Find the lines that contain the word "axis" and copy each one.
■ ■ ■
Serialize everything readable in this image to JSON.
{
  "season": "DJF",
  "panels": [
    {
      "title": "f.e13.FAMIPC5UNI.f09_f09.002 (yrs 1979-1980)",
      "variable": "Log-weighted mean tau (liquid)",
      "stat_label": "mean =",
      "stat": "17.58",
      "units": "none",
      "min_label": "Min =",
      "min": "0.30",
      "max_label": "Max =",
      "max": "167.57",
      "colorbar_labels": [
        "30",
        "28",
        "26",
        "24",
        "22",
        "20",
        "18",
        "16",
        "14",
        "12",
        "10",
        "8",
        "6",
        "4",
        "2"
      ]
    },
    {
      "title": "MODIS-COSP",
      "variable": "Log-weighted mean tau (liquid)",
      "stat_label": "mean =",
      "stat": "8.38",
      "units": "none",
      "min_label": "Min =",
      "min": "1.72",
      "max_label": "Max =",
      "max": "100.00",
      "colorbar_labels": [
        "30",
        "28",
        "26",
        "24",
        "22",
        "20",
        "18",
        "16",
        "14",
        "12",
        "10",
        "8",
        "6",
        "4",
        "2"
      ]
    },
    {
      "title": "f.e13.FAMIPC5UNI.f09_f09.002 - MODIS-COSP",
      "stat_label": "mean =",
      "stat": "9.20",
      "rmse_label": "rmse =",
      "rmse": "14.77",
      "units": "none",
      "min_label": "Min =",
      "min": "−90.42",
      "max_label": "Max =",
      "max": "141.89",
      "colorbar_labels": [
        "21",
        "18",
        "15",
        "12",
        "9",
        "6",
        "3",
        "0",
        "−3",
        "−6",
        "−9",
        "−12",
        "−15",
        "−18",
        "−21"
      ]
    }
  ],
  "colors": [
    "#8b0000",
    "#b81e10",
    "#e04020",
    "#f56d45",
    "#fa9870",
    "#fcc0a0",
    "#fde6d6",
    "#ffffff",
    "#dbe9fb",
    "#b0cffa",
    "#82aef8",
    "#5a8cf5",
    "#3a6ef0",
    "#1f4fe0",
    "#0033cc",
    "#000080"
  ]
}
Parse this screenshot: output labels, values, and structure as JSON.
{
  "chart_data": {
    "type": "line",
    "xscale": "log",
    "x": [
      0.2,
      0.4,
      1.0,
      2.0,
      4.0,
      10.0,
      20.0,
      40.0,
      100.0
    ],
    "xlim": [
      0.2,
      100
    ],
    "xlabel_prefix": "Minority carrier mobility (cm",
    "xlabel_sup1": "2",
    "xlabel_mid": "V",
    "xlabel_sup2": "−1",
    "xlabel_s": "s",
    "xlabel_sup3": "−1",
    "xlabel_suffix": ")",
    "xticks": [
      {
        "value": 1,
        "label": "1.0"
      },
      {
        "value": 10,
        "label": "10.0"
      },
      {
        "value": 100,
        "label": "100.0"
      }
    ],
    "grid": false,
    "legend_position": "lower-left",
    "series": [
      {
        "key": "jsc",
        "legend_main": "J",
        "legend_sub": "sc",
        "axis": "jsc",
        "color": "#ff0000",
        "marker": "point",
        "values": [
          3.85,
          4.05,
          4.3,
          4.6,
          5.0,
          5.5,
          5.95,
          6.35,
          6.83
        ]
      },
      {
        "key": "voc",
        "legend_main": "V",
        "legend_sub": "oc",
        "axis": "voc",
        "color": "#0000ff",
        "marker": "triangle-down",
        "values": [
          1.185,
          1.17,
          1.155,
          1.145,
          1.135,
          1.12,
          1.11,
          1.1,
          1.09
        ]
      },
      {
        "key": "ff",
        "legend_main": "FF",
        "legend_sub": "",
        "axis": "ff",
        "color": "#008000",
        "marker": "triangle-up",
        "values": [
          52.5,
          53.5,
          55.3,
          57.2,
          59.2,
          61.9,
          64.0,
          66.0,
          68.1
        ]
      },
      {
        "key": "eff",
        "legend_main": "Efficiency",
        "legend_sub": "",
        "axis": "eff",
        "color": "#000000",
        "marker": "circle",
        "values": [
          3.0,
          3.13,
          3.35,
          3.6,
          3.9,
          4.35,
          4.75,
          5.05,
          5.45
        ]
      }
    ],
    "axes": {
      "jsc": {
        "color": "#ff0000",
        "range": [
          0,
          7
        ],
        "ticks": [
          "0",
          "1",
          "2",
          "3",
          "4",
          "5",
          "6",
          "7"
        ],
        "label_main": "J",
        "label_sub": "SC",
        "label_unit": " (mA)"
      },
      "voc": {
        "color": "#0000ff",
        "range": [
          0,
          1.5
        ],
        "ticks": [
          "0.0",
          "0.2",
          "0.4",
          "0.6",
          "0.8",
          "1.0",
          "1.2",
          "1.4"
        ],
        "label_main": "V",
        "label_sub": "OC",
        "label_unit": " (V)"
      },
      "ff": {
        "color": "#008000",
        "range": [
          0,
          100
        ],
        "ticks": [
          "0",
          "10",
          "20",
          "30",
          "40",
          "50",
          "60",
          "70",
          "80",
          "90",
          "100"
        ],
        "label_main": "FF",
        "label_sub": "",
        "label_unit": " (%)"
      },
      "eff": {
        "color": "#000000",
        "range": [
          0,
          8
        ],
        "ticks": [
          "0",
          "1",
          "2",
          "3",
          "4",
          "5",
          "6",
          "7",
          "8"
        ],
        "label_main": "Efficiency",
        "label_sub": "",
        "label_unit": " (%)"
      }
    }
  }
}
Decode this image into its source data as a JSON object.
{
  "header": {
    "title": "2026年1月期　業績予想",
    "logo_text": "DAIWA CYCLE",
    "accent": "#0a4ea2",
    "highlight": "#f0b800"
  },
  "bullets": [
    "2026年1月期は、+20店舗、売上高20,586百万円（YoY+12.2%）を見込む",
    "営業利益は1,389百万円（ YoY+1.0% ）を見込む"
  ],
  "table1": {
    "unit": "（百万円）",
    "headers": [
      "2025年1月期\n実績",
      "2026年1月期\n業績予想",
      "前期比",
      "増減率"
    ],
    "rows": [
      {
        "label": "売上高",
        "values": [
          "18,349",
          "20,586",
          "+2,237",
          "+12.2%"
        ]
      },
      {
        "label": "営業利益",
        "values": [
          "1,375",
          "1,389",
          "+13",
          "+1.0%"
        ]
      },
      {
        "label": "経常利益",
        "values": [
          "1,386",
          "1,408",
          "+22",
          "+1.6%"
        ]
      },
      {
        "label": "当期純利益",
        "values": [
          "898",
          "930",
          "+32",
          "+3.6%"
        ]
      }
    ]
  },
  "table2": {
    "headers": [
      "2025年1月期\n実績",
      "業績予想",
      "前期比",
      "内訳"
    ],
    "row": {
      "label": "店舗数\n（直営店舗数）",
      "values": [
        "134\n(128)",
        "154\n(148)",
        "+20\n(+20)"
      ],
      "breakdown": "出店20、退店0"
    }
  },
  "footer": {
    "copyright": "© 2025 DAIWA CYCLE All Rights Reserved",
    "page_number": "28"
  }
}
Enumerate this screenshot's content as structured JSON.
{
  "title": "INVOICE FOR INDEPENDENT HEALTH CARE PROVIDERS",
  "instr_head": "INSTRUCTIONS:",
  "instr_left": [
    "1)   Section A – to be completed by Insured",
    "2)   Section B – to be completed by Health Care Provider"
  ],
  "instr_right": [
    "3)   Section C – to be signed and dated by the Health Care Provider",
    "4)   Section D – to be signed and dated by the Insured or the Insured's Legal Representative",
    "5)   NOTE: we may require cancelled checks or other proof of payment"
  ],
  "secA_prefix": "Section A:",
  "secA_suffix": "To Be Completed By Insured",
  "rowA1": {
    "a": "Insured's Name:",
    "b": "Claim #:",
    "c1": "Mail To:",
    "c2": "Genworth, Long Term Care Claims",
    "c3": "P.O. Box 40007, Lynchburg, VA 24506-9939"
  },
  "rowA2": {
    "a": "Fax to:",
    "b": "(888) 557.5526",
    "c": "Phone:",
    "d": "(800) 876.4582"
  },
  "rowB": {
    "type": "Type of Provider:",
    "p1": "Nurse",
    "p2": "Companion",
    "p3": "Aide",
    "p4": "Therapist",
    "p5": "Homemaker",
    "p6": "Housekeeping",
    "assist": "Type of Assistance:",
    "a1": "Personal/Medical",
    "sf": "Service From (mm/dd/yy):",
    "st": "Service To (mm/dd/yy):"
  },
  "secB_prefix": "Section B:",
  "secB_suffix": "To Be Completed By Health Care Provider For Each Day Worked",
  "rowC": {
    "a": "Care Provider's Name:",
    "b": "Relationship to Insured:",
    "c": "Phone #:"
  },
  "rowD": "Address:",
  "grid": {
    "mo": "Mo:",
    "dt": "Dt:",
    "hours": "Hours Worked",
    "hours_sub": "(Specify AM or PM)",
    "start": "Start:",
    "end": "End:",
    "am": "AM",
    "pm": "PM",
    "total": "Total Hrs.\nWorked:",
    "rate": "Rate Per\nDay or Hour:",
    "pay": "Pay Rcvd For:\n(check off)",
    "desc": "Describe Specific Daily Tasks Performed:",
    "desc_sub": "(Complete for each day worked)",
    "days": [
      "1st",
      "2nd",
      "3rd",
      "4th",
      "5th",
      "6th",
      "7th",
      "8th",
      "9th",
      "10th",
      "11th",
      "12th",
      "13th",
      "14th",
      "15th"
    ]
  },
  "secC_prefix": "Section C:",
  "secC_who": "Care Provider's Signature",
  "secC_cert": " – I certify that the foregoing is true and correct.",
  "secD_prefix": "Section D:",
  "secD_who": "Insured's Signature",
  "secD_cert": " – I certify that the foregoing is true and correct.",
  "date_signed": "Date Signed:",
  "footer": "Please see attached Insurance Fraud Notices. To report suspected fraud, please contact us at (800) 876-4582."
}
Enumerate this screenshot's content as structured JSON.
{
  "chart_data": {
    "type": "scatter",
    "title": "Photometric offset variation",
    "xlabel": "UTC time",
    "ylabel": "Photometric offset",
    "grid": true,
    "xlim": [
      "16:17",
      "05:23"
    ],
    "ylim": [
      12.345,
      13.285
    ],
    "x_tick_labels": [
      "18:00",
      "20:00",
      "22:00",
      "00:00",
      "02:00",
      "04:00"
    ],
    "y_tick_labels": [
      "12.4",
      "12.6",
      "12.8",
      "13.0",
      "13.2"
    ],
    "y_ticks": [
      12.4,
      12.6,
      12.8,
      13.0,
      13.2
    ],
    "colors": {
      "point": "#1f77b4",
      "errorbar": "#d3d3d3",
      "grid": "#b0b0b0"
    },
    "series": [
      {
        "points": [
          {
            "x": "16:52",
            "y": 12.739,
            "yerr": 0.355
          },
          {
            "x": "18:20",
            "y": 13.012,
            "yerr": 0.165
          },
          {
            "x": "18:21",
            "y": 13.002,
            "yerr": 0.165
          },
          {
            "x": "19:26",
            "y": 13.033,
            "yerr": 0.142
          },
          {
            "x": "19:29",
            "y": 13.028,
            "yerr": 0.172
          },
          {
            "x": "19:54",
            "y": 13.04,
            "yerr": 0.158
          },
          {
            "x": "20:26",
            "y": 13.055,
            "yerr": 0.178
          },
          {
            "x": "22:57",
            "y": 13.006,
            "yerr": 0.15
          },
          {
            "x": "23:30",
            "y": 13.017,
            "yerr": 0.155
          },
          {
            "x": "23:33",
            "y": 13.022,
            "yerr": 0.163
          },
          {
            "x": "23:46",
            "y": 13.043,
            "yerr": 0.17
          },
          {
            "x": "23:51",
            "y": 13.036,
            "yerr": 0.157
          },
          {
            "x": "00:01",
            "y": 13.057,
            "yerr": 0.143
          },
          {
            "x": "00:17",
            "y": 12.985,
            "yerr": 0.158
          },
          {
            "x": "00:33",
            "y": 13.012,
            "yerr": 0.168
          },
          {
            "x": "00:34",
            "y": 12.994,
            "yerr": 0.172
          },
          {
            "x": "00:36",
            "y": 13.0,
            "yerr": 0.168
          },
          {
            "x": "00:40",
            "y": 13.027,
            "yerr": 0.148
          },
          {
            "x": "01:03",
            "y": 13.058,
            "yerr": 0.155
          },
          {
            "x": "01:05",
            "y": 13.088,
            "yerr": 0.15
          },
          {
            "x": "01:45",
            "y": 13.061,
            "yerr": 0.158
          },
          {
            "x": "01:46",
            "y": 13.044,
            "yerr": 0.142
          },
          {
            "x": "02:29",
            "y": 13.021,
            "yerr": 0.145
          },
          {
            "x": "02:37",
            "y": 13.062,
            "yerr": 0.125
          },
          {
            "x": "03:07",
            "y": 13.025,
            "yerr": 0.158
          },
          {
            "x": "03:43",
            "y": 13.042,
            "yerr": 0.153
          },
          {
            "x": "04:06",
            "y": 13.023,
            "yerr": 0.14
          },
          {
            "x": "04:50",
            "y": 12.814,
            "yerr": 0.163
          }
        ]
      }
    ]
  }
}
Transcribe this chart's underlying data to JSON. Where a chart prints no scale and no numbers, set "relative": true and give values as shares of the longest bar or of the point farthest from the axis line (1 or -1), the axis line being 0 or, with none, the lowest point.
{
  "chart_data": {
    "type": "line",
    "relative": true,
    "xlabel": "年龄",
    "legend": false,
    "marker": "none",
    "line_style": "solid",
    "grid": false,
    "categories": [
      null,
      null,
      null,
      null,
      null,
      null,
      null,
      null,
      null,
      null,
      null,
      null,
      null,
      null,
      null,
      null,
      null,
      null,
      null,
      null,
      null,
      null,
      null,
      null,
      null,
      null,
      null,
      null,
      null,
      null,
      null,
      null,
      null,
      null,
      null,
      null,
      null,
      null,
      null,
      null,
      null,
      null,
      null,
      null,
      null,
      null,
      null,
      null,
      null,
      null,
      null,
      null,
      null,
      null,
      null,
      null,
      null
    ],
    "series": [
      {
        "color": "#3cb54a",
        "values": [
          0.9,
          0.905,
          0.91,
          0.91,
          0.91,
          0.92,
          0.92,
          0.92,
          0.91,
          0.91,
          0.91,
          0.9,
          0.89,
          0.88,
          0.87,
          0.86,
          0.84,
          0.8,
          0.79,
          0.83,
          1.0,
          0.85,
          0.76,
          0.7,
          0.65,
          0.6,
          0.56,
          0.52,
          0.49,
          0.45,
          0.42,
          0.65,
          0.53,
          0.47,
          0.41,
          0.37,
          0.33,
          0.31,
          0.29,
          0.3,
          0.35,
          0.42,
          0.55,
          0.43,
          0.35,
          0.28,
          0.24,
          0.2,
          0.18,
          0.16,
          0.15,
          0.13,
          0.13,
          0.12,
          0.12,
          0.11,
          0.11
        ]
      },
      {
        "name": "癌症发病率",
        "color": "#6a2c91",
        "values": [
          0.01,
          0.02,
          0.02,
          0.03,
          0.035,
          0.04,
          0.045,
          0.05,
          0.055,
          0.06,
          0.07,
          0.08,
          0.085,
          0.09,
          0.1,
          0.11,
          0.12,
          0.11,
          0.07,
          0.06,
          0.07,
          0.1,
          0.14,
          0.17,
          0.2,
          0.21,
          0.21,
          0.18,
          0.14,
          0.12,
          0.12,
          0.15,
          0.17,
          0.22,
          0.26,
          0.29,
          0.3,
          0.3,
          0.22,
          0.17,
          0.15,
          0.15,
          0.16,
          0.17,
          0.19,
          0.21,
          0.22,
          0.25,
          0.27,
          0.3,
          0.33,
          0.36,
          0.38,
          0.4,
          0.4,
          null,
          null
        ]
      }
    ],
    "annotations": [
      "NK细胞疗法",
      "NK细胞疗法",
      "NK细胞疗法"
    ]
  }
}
■ ■ ■
> [RESULT OF THE EXERCISE]:
        "axis": "jsc",
        "axis": "voc",
        "axis": "ff",
        "axis": "eff",
Transcribe this chart's underlying data to JSON. Where a chart prints no scale and no numbers, set "relative": true and give values as shares of the longest bar or of the point farthest from the axis line (1 or -1), the axis line being 0 or, with none, the lowest point.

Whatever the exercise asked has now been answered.